— WHAT TO WORK ON —
Count lines, not occurrences: report how many lines in the records hold the string "this", and nothing else.

— INFORMATION GIVEN —
— Begin —

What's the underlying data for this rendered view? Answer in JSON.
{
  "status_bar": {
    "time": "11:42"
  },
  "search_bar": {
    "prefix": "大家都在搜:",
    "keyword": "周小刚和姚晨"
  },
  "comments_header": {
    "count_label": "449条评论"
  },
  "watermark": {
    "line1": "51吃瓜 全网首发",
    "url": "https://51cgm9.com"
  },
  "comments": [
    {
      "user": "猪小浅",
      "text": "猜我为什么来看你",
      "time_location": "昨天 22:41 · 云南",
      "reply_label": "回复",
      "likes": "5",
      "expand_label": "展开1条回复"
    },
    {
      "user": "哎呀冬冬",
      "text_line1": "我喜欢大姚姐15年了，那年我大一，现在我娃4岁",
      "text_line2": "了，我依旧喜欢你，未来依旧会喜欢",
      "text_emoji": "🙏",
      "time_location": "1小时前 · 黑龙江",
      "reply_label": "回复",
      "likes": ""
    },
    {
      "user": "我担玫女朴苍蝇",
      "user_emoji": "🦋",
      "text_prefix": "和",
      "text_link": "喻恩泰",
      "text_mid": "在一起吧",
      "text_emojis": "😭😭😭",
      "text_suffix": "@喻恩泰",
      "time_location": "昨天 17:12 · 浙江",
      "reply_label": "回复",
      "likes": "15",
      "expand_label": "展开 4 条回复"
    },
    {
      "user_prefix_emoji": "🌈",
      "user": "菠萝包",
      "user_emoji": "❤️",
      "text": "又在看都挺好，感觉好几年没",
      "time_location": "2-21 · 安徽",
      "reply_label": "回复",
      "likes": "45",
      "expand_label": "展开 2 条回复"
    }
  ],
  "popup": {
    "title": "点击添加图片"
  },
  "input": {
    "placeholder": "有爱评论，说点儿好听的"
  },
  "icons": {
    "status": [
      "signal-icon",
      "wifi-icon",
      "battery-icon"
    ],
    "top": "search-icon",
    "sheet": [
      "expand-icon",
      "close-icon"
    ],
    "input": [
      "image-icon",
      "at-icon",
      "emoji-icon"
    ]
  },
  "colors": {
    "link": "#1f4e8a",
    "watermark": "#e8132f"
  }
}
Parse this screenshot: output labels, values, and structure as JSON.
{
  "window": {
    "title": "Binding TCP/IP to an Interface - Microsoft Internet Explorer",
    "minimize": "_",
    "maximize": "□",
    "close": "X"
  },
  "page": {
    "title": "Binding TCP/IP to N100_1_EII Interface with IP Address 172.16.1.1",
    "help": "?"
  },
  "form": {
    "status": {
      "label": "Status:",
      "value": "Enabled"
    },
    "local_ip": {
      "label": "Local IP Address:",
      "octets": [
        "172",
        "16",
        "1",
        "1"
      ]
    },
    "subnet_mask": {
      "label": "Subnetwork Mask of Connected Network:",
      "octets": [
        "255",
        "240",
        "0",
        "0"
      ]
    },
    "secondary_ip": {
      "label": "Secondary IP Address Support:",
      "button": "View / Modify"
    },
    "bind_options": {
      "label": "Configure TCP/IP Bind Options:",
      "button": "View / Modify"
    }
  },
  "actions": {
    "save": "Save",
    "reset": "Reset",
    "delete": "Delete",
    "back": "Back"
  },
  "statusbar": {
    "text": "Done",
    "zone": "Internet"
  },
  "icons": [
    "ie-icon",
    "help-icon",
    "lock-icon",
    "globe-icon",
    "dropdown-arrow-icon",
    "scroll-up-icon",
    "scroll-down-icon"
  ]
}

— End —

— TASK RESPONSE —
2